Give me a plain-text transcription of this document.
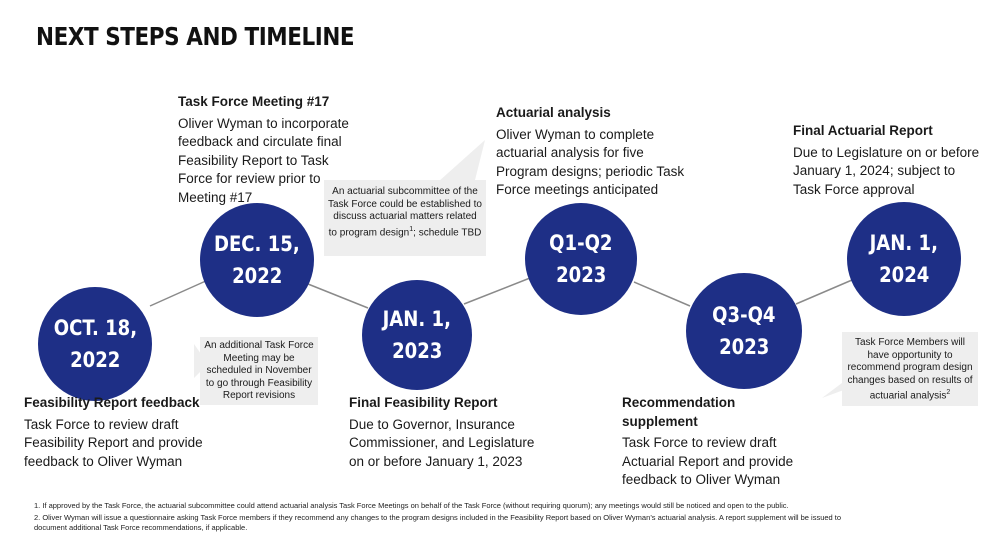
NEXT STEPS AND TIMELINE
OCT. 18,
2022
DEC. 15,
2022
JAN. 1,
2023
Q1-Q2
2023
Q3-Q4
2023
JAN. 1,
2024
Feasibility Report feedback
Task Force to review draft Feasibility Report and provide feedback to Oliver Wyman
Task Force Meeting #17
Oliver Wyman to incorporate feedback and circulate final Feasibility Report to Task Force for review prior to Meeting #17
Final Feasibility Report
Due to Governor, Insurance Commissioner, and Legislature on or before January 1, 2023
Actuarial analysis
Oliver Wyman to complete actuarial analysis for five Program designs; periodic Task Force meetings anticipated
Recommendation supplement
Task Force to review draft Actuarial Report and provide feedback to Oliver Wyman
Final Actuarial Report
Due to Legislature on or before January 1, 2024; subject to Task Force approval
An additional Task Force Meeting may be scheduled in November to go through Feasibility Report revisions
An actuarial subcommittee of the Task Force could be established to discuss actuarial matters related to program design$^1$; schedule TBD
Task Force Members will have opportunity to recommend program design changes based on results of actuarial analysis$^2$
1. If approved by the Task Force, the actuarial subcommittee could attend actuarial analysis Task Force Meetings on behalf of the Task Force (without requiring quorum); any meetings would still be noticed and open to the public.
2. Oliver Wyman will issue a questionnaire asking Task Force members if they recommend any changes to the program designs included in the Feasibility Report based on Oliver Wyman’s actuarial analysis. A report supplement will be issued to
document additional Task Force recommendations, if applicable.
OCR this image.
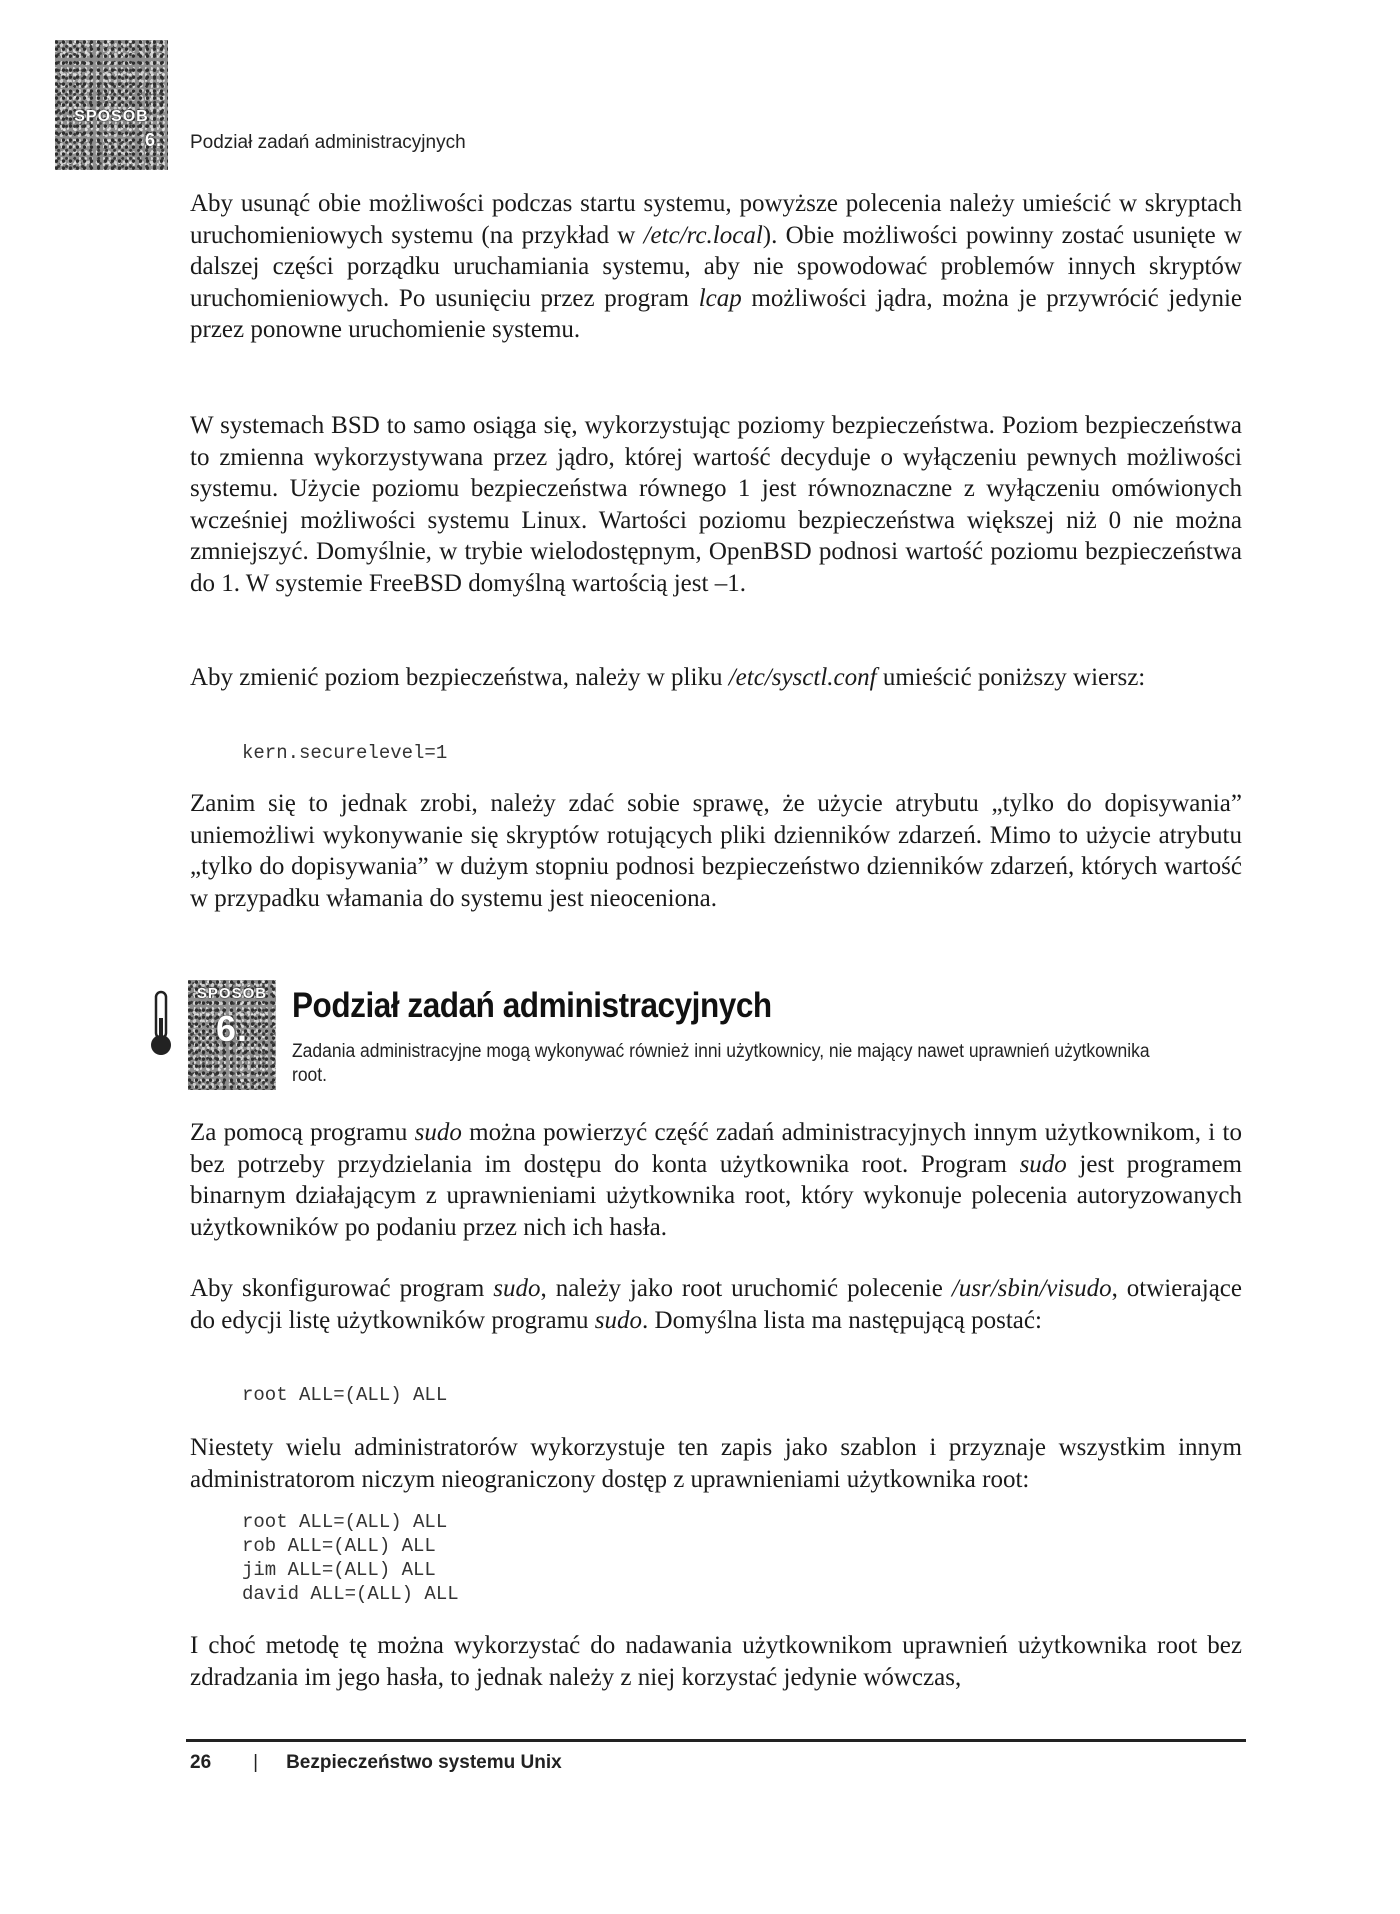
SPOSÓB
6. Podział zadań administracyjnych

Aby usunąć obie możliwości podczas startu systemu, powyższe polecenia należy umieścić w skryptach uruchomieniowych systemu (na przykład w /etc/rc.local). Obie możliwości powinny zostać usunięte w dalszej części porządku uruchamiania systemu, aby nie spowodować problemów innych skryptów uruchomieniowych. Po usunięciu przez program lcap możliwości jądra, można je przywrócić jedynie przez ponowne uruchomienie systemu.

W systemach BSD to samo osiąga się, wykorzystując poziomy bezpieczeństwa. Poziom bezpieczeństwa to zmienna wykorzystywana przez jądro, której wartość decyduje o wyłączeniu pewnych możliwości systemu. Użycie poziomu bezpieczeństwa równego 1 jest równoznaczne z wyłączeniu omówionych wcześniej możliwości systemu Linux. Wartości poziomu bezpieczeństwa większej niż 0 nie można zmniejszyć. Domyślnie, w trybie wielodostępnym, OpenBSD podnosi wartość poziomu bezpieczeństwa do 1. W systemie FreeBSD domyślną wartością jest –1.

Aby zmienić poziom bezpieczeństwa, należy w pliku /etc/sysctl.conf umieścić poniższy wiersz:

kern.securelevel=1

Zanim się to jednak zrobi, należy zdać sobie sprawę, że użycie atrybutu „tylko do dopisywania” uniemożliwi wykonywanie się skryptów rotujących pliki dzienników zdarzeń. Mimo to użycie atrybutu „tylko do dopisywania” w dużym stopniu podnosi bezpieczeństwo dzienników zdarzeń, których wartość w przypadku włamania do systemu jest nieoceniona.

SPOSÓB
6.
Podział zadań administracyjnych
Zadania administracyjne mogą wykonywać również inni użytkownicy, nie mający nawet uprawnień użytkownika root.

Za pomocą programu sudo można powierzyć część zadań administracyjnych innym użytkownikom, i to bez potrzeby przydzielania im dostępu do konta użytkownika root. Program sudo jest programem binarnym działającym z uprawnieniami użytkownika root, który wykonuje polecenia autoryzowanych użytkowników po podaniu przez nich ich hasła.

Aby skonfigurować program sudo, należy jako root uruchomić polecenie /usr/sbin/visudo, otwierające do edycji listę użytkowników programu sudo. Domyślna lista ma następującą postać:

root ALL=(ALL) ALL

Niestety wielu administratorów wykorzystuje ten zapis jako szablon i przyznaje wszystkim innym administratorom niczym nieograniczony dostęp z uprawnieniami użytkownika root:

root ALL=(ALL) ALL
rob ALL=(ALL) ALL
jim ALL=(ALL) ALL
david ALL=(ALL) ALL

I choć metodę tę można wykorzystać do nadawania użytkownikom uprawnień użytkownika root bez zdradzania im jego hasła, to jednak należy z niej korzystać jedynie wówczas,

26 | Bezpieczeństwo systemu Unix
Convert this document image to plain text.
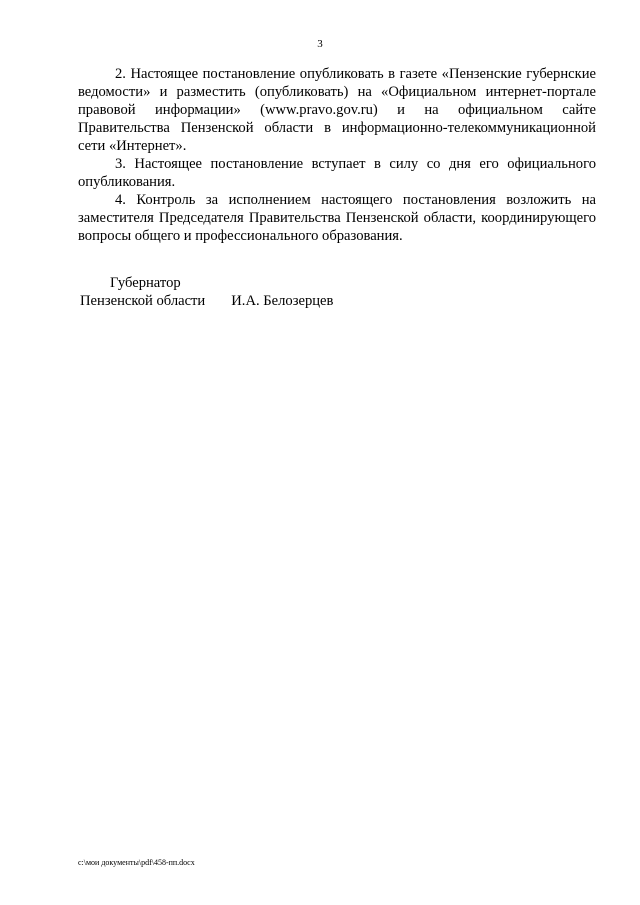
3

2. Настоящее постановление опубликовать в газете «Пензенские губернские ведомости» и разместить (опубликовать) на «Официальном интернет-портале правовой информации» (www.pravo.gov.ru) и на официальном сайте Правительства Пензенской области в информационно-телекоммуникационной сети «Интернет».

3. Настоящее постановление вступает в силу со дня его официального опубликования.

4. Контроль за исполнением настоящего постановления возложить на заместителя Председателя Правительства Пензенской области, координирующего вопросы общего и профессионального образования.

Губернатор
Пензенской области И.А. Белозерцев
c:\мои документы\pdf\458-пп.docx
**********
Copy out each line word for word, please, skipping the images.

Solution for this problem:
Give me a plain-text transcription of this document.
NEXT STEPS AND TIMELINE
OCT. 18,
2022
DEC. 15,
2022
JAN. 1,
2023
Q1-Q2
2023
Q3-Q4
2023
JAN. 1,
2024
Feasibility Report feedback
Task Force to review draft Feasibility Report and provide feedback to Oliver Wyman
Task Force Meeting #17
Oliver Wyman to incorporate feedback and circulate final Feasibility Report to Task Force for review prior to Meeting #17
Final Feasibility Report
Due to Governor, Insurance Commissioner, and Legislature on or before January 1, 2023
Actuarial analysis
Oliver Wyman to complete actuarial analysis for five Program designs; periodic Task Force meetings anticipated
Recommendation supplement
Task Force to review draft Actuarial Report and provide feedback to Oliver Wyman
Final Actuarial Report
Due to Legislature on or before January 1, 2024; subject to Task Force approval
An additional Task Force Meeting may be scheduled in November to go through Feasibility Report revisions
An actuarial subcommittee of the Task Force could be established to discuss actuarial matters related to program design$^1$; schedule TBD
Task Force Members will have opportunity to recommend program design changes based on results of actuarial analysis$^2$
1. If approved by the Task Force, the actuarial subcommittee could attend actuarial analysis Task Force Meetings on behalf of the Task Force (without requiring quorum); any meetings would still be noticed and open to the public.
2. Oliver Wyman will issue a questionnaire asking Task Force members if they recommend any changes to the program designs included in the Feasibility Report based on Oliver Wyman’s actuarial analysis. A report supplement will be issued to
document additional Task Force recommendations, if applicable.
OCR this image.
SPOSÓB
6. Podział zadań administracyjnych

Aby usunąć obie możliwości podczas startu systemu, powyższe polecenia należy umieścić w skryptach uruchomieniowych systemu (na przykład w /etc/rc.local). Obie możliwości powinny zostać usunięte w dalszej części porządku uruchamiania systemu, aby nie spowodować problemów innych skryptów uruchomieniowych. Po usunięciu przez program lcap możliwości jądra, można je przywrócić jedynie przez ponowne uruchomienie systemu.

W systemach BSD to samo osiąga się, wykorzystując poziomy bezpieczeństwa. Poziom bezpieczeństwa to zmienna wykorzystywana przez jądro, której wartość decyduje o wyłączeniu pewnych możliwości systemu. Użycie poziomu bezpieczeństwa równego 1 jest równoznaczne z wyłączeniu omówionych wcześniej możliwości systemu Linux. Wartości poziomu bezpieczeństwa większej niż 0 nie można zmniejszyć. Domyślnie, w trybie wielodostępnym, OpenBSD podnosi wartość poziomu bezpieczeństwa do 1. W systemie FreeBSD domyślną wartością jest –1.

Aby zmienić poziom bezpieczeństwa, należy w pliku /etc/sysctl.conf umieścić poniższy wiersz:

kern.securelevel=1

Zanim się to jednak zrobi, należy zdać sobie sprawę, że użycie atrybutu „tylko do dopisywania” uniemożliwi wykonywanie się skryptów rotujących pliki dzienników zdarzeń. Mimo to użycie atrybutu „tylko do dopisywania” w dużym stopniu podnosi bezpieczeństwo dzienników zdarzeń, których wartość w przypadku włamania do systemu jest nieoceniona.

SPOSÓB
6.
Podział zadań administracyjnych
Zadania administracyjne mogą wykonywać również inni użytkownicy, nie mający nawet uprawnień użytkownika root.

Za pomocą programu sudo można powierzyć część zadań administracyjnych innym użytkownikom, i to bez potrzeby przydzielania im dostępu do konta użytkownika root. Program sudo jest programem binarnym działającym z uprawnieniami użytkownika root, który wykonuje polecenia autoryzowanych użytkowników po podaniu przez nich ich hasła.

Aby skonfigurować program sudo, należy jako root uruchomić polecenie /usr/sbin/visudo, otwierające do edycji listę użytkowników programu sudo. Domyślna lista ma następującą postać:

root ALL=(ALL) ALL

Niestety wielu administratorów wykorzystuje ten zapis jako szablon i przyznaje wszystkim innym administratorom niczym nieograniczony dostęp z uprawnieniami użytkownika root:

root ALL=(ALL) ALL
rob ALL=(ALL) ALL
jim ALL=(ALL) ALL
david ALL=(ALL) ALL

I choć metodę tę można wykorzystać do nadawania użytkownikom uprawnień użytkownika root bez zdradzania im jego hasła, to jednak należy z niej korzystać jedynie wówczas,

26 | Bezpieczeństwo systemu Unix
Convert this document image to plain text.
3

2. Настоящее постановление опубликовать в газете «Пензенские губернские ведомости» и разместить (опубликовать) на «Официальном интернет-портале правовой информации» (www.pravo.gov.ru) и на официальном сайте Правительства Пензенской области в информационно-телекоммуникационной сети «Интернет».

3. Настоящее постановление вступает в силу со дня его официального опубликования.

4. Контроль за исполнением настоящего постановления возложить на заместителя Председателя Правительства Пензенской области, координирующего вопросы общего и профессионального образования.

Губернатор
Пензенской области И.А. Белозерцев
c:\мои документы\pdf\458-пп.docx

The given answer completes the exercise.